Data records

* * * * * * *

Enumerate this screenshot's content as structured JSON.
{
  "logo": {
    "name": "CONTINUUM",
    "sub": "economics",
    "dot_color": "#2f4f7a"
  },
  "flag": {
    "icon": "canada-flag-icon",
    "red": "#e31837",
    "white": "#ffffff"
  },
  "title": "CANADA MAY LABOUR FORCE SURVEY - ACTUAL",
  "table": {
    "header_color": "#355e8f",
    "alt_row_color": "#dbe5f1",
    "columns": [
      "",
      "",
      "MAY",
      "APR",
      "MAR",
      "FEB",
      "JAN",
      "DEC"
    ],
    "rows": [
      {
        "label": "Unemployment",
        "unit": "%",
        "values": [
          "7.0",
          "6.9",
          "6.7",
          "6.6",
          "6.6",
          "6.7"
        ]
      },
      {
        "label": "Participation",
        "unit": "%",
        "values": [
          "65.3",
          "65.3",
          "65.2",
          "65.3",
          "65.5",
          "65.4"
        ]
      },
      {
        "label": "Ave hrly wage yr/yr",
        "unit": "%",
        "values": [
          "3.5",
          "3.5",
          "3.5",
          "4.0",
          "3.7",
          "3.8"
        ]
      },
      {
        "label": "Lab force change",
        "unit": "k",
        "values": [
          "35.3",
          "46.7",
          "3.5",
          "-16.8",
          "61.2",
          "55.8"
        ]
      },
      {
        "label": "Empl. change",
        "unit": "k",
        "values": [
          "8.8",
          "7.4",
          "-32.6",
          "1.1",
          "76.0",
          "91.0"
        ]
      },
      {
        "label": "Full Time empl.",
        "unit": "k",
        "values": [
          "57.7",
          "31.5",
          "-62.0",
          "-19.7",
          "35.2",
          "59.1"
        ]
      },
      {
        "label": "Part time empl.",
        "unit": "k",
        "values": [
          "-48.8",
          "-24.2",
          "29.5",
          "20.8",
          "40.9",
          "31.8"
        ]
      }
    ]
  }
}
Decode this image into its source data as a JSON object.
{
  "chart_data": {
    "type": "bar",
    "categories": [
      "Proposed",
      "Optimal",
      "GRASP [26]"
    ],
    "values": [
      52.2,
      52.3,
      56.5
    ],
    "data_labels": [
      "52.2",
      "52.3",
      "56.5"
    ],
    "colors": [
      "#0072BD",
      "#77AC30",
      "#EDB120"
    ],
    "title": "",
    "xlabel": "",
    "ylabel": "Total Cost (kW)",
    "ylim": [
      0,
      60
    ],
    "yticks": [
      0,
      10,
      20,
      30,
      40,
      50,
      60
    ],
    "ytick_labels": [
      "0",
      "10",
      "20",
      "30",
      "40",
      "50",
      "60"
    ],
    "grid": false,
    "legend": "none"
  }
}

* * * * * * *

WHAT NEEDS TO BE DONE »
Print nothing but the lines from the line with "Decode this image" to the last line of the records above. Both of those lines count.

EXPECTED ANSWER »
Decode this image into its source data as a JSON object.
{
  "chart_data": {
    "type": "bar",
    "categories": [
      "Proposed",
      "Optimal",
      "GRASP [26]"
    ],
    "values": [
      52.2,
      52.3,
      56.5
    ],
    "data_labels": [
      "52.2",
      "52.3",
      "56.5"
    ],
    "colors": [
      "#0072BD",
      "#77AC30",
      "#EDB120"
    ],
    "title": "",
    "xlabel": "",
    "ylabel": "Total Cost (kW)",
    "ylim": [
      0,
      60
    ],
    "yticks": [
      0,
      10,
      20,
      30,
      40,
      50,
      60
    ],
    "ytick_labels": [
      "0",
      "10",
      "20",
      "30",
      "40",
      "50",
      "60"
    ],
    "grid": false,
    "legend": "none"
  }
}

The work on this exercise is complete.